[Exercise requirements]: Copy each line below in which the word "title" occurs.

[Material provided]:
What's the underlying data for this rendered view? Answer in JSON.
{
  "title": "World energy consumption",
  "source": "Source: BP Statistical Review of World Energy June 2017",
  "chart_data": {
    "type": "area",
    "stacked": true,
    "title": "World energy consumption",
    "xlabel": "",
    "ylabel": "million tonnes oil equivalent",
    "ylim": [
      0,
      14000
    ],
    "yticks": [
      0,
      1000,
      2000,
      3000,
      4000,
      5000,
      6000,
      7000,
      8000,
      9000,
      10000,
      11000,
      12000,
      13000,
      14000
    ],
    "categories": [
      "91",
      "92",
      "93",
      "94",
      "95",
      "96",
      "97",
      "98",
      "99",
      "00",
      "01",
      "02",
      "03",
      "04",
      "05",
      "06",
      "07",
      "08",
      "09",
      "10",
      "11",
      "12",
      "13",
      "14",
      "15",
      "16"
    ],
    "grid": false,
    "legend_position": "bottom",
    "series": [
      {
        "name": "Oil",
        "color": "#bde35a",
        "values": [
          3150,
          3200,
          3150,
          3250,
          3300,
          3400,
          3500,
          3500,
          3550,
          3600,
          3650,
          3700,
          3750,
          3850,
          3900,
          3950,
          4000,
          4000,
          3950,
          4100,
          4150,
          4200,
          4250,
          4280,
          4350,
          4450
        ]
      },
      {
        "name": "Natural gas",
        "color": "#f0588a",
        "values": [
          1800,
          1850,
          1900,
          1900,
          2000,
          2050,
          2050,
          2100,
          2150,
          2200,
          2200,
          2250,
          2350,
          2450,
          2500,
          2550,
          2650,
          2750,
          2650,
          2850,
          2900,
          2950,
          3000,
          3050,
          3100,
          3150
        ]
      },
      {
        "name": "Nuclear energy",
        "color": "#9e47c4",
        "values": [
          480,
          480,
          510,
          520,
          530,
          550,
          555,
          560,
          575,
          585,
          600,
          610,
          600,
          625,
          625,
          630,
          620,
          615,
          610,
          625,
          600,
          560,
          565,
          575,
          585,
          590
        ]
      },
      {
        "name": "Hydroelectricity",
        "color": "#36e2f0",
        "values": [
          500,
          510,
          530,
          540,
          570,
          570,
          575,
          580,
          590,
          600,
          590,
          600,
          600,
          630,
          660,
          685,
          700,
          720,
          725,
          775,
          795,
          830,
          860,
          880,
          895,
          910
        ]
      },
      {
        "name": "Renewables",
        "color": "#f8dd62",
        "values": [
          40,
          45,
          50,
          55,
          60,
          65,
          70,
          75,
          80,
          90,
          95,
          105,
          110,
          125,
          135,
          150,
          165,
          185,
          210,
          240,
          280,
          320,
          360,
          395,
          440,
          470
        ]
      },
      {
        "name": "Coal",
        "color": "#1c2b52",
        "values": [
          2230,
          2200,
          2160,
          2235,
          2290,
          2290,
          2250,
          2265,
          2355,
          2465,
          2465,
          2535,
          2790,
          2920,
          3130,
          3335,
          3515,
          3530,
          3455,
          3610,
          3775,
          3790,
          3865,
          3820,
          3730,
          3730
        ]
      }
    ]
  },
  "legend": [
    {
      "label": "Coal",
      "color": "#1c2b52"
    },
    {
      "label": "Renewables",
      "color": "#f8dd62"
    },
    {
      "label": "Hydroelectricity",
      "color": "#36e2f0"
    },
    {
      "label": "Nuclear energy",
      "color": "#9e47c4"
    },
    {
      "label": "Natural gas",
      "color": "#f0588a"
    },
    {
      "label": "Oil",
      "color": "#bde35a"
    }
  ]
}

[Task output]:
  "title": "World energy consumption",
    "title": "World energy consumption",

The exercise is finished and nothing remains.